**The exercise:**
Beginning at the line containing "Read out every word on this page.", output every line to the end of the data below exactly as it appears.

((

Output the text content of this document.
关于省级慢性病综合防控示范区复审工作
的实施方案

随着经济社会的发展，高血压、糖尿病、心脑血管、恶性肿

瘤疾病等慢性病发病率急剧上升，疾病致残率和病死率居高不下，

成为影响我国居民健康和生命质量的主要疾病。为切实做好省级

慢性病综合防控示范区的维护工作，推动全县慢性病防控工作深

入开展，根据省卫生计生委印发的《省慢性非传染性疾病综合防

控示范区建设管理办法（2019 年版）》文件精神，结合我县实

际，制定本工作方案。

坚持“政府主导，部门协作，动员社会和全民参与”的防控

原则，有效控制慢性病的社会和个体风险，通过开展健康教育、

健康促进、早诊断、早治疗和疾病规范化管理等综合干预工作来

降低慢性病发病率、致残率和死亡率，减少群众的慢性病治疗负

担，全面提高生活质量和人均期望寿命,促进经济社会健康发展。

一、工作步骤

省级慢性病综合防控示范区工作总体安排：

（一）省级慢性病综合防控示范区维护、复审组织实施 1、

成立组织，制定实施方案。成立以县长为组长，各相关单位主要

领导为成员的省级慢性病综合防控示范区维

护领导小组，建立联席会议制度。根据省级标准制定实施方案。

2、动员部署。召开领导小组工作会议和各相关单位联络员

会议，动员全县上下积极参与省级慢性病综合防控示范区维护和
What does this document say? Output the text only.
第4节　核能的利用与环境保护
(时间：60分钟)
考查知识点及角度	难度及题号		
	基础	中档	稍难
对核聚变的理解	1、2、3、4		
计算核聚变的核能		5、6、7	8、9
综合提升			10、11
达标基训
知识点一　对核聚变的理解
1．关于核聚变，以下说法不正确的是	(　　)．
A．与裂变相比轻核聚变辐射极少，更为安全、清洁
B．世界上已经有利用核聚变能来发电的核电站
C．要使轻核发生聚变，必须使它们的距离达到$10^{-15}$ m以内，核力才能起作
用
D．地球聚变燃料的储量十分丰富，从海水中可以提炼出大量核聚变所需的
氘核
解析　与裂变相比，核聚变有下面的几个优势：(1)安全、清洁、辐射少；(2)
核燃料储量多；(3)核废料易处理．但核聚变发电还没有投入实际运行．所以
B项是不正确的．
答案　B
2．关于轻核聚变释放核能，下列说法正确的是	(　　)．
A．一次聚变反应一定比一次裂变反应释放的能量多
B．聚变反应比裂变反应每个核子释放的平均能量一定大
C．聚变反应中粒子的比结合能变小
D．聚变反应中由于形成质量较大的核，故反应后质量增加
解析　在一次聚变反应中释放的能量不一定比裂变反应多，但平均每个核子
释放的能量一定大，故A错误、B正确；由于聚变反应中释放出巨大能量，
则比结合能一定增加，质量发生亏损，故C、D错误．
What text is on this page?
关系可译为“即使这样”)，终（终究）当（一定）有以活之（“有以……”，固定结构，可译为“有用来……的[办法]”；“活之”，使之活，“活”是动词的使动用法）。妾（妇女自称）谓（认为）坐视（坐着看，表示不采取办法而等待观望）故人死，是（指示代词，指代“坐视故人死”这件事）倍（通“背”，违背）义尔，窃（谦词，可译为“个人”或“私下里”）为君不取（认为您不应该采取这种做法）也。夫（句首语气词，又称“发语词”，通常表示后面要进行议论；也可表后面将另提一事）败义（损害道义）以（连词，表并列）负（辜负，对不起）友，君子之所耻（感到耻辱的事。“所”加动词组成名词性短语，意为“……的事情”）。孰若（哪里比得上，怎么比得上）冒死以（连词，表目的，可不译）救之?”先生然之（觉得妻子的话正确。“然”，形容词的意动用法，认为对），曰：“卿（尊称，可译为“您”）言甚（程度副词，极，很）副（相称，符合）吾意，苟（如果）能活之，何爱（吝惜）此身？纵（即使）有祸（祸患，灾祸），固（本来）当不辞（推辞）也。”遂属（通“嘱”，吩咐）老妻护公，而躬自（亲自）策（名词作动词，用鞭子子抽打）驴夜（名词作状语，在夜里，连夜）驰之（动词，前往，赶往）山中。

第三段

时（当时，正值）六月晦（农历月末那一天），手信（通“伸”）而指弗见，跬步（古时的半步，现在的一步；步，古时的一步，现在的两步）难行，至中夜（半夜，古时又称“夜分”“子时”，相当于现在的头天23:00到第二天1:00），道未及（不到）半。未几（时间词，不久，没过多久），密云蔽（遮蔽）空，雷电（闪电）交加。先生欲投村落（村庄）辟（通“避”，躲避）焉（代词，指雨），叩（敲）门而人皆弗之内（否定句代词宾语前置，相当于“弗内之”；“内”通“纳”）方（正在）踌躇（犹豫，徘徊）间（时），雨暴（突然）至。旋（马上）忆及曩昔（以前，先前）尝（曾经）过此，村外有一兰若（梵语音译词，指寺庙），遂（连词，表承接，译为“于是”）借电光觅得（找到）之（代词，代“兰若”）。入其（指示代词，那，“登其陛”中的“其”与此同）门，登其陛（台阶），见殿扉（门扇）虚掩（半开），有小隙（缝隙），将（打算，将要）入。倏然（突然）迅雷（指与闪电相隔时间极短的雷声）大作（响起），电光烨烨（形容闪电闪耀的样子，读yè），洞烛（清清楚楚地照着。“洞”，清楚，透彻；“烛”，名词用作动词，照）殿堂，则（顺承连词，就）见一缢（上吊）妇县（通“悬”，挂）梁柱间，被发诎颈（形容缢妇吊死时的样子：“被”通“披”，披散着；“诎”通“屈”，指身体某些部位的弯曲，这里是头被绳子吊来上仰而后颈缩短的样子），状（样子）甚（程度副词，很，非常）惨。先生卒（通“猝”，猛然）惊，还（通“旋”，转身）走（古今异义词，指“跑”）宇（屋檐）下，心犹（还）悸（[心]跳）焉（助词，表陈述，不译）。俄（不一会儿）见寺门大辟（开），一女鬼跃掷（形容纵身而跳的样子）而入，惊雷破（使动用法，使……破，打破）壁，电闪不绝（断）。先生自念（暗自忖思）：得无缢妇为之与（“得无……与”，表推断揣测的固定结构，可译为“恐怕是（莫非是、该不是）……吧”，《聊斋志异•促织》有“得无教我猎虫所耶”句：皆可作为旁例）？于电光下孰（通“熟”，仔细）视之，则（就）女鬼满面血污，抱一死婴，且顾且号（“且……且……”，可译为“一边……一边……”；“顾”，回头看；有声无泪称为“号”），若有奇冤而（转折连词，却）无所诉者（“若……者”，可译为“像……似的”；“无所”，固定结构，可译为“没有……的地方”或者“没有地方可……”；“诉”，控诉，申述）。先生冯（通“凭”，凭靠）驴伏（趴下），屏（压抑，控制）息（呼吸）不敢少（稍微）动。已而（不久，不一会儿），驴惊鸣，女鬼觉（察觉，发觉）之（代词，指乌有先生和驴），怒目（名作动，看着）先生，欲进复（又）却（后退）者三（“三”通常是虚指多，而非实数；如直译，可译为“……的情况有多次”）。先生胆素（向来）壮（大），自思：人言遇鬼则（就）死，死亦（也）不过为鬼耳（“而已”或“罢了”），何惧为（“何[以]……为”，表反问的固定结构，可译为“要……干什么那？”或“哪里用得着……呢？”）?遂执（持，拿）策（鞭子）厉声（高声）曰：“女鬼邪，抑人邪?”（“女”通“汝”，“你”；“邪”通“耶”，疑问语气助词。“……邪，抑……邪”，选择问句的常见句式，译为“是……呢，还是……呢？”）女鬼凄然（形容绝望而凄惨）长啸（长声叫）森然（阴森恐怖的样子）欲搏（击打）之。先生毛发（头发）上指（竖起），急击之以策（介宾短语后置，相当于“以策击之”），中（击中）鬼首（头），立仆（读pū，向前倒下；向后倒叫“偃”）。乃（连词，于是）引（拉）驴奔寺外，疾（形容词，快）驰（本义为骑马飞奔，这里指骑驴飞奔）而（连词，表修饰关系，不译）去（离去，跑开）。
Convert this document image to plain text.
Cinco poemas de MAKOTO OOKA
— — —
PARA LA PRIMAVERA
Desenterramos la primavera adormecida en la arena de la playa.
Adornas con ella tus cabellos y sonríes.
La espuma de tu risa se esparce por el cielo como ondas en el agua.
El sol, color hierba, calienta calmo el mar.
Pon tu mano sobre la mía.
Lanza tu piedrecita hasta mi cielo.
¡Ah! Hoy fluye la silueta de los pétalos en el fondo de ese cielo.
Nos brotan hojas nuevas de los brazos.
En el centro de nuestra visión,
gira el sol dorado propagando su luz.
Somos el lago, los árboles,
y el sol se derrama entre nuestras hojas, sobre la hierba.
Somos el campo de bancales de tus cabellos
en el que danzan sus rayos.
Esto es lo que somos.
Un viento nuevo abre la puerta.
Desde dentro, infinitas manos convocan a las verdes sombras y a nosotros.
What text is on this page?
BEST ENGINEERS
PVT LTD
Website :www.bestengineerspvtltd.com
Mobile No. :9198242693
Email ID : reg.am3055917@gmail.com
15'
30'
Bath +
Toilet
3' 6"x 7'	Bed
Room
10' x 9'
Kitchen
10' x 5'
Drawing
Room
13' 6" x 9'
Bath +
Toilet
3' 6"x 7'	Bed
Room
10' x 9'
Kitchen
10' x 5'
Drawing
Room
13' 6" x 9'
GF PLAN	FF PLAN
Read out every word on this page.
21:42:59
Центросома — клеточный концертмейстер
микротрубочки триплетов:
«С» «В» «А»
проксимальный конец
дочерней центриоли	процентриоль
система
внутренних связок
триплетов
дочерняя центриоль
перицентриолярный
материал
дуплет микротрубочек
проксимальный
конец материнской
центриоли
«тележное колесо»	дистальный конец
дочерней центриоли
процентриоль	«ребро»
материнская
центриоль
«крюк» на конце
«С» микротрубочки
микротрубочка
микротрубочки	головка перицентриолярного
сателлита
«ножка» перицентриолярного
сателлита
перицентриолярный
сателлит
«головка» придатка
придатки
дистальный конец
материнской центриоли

))

**Final result:**
Read out every word on this page.
21:42:59
Центросома — клеточный концертмейстер
микротрубочки триплетов:
«С» «В» «А»
проксимальный конец
дочерней центриоли	процентриоль
система
внутренних связок
триплетов
дочерняя центриоль
перицентриолярный
материал
дуплет микротрубочек
проксимальный
конец материнской
центриоли
«тележное колесо»	дистальный конец
дочерней центриоли
процентриоль	«ребро»
материнская
центриоль
«крюк» на конце
«С» микротрубочки
микротрубочка
микротрубочки	головка перицентриолярного
сателлита
«ножка» перицентриолярного
сателлита
перицентриолярный
сателлит
«головка» придатка
придатки
дистальный конец
материнской центриоли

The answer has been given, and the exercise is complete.